— Items from a data source —
- - -
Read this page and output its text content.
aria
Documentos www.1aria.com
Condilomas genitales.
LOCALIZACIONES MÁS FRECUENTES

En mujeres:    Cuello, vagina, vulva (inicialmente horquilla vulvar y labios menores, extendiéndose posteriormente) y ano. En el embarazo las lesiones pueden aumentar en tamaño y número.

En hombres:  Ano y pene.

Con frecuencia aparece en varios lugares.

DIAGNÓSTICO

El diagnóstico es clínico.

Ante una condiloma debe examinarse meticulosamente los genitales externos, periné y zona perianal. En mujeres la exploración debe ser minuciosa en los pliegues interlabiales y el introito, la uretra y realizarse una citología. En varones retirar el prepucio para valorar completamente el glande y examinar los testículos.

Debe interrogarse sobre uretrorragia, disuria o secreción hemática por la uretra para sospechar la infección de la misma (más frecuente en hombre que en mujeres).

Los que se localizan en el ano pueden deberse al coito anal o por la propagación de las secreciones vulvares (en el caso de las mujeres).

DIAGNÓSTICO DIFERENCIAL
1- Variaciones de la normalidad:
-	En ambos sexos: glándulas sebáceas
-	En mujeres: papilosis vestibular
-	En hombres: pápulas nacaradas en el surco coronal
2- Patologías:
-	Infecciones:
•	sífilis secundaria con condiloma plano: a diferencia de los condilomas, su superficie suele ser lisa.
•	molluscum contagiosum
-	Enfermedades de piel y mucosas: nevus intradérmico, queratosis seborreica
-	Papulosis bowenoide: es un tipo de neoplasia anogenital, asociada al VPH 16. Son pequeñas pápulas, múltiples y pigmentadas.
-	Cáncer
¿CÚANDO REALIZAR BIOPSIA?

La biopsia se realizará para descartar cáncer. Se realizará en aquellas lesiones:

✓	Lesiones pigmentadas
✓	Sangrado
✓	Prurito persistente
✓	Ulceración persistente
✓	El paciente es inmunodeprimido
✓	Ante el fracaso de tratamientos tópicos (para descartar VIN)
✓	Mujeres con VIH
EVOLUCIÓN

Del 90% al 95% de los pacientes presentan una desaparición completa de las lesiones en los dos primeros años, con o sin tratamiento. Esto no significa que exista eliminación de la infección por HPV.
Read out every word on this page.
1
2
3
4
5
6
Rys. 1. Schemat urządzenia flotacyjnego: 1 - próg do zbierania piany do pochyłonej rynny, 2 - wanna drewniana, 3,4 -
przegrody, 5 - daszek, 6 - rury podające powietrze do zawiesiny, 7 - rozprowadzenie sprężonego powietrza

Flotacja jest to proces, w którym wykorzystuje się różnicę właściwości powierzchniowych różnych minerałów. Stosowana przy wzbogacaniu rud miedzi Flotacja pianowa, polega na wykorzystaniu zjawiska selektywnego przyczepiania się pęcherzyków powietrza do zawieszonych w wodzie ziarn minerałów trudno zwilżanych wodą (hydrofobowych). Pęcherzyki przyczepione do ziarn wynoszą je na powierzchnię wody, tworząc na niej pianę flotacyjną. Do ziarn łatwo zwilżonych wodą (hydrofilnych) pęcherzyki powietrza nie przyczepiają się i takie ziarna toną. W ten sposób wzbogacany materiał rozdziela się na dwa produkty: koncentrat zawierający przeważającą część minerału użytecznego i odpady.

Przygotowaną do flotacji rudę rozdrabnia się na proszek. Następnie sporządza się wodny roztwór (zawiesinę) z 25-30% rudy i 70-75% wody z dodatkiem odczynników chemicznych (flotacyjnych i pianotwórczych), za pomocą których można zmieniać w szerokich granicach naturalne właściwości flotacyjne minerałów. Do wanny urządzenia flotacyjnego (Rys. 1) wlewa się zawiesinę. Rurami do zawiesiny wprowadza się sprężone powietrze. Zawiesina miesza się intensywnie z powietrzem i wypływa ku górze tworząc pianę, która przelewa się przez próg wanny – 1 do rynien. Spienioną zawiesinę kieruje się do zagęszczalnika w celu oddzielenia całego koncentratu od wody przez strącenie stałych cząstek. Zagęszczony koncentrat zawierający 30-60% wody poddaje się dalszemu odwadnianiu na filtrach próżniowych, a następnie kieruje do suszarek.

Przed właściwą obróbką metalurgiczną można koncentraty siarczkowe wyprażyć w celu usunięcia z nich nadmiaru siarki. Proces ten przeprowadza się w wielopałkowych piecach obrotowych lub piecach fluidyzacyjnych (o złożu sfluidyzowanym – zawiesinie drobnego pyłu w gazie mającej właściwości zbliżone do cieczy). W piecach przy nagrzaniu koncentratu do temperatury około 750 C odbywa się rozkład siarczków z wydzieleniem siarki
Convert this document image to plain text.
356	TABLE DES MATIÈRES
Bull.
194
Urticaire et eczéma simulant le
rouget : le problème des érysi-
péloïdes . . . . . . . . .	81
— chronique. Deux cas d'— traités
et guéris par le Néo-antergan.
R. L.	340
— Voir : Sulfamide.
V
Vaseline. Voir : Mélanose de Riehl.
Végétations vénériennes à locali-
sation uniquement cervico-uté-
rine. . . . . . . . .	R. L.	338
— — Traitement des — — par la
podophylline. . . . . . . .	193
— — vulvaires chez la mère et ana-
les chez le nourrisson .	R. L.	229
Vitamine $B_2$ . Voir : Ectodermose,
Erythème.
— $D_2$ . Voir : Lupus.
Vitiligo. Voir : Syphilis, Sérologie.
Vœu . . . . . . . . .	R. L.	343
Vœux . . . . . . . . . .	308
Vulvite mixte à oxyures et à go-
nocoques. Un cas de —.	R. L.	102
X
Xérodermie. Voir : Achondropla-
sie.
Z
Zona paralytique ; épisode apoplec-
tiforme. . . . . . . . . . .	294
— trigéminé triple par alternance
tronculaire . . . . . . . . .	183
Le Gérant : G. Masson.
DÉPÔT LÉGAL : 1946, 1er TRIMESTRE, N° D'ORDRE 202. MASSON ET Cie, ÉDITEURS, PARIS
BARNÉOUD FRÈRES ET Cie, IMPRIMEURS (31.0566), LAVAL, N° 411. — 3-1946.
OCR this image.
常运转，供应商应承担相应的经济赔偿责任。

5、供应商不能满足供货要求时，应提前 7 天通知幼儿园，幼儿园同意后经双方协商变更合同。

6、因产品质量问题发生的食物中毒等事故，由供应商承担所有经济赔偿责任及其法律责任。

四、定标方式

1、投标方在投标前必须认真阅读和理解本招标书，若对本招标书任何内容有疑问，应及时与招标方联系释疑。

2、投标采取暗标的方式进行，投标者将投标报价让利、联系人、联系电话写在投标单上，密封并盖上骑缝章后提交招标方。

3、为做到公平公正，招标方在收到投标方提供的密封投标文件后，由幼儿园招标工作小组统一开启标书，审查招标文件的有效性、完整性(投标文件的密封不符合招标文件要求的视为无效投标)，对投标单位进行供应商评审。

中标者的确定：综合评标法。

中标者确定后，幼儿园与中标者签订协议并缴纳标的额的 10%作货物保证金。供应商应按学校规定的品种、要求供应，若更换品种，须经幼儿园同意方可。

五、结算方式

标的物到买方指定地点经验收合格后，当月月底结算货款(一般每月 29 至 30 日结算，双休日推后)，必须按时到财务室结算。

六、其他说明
- - -
— TASK DIRECTIONS —
Looking at the data above, show all lines where the word "zawiesiny" occurs.

— THE RESPONSE —
przegrody, 5 - daszek, 6 - rury podające powietrze do zawiesiny, 7 - rozprowadzenie sprężonego powietrza
Przygotowaną do flotacji rudę rozdrabnia się na proszek. Następnie sporządza się wodny roztwór (zawiesinę) z 25-30% rudy i 70-75% wody z dodatkiem odczynników chemicznych (flotacyjnych i pianotwórczych), za pomocą których można zmieniać w szerokich granicach naturalne właściwości flotacyjne minerałów. Do wanny urządzenia flotacyjnego (Rys. 1) wlewa się zawiesinę. Rurami do zawiesiny wprowadza się sprężone powietrze. Zawiesina miesza się intensywnie z powietrzem i wypływa ku górze tworząc pianę, która przelewa się przez próg wanny – 1 do rynien. Spienioną zawiesinę kieruje się do zagęszczalnika w celu oddzielenia całego koncentratu od wody przez strącenie stałych cząstek. Zagęszczony koncentrat zawierający 30-60% wody poddaje się dalszemu odwadnianiu na filtrach próżniowych, a następnie kieruje do suszarek.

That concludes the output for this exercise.